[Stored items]
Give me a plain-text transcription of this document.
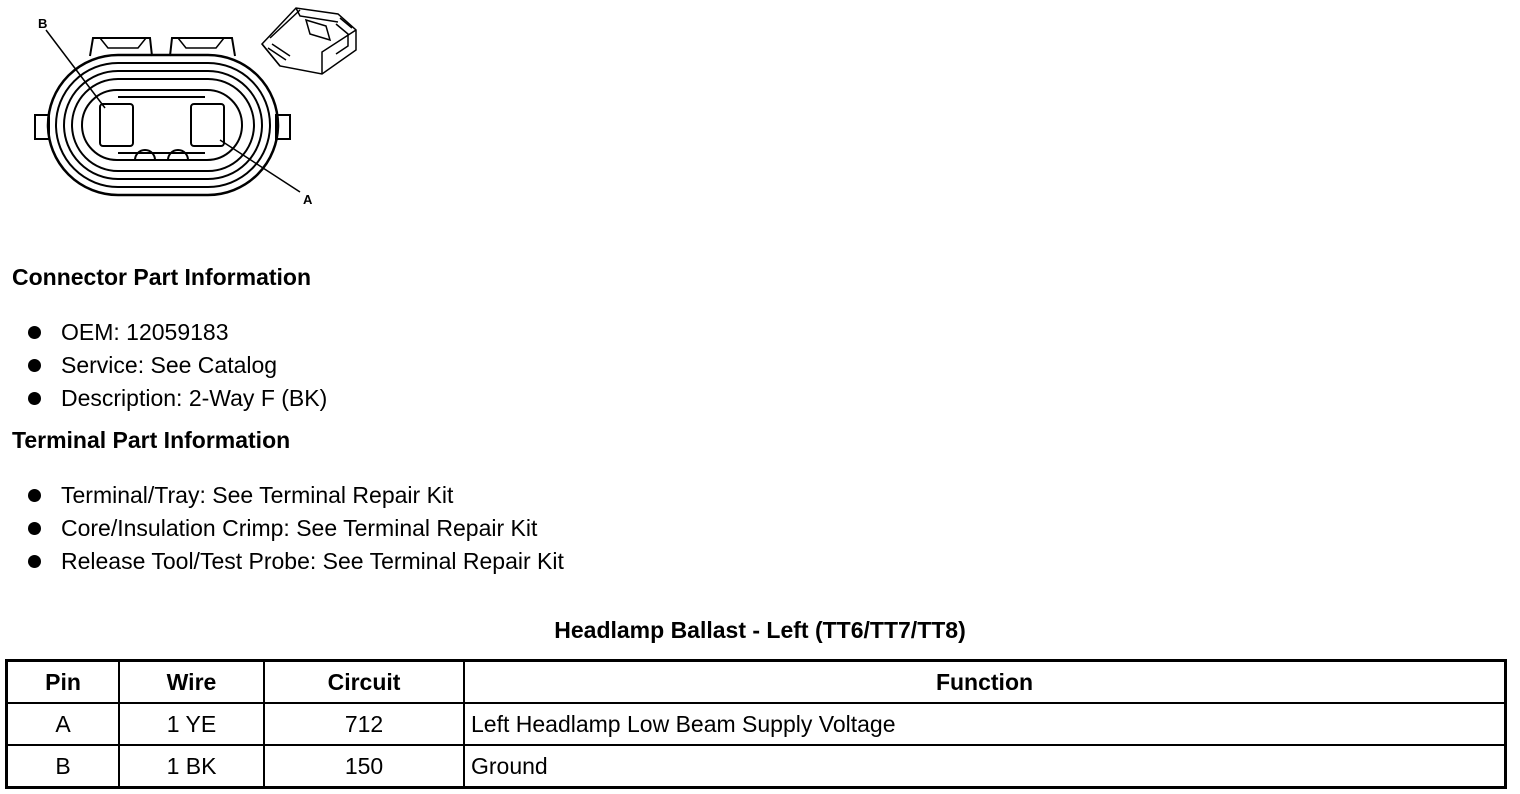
B
A
Connector Part Information
OEM: 12059183
Service: See Catalog
Description: 2-Way F (BK)
Terminal Part Information
Terminal/Tray: See Terminal Repair Kit
Core/Insulation Crimp: See Terminal Repair Kit
Release Tool/Test Probe: See Terminal Repair Kit
Headlamp Ballast - Left (TT6/TT7/TT8)
Pin	Wire	Circuit	Function
A	1 YE	712	Left Headlamp Low Beam Supply Voltage
B	1 BK	150	Ground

• [Problem requirements]
Repeat every record above exactly, but leave out any pictures.

• [Result below]
Give me a plain-text transcription of this document.
B
A
Connector Part Information
OEM: 12059183
Service: See Catalog
Description: 2-Way F (BK)
Terminal Part Information
Terminal/Tray: See Terminal Repair Kit
Core/Insulation Crimp: See Terminal Repair Kit
Release Tool/Test Probe: See Terminal Repair Kit
Headlamp Ballast - Left (TT6/TT7/TT8)
Pin	Wire	Circuit	Function
A	1 YE	712	Left Headlamp Low Beam Supply Voltage
B	1 BK	150	Ground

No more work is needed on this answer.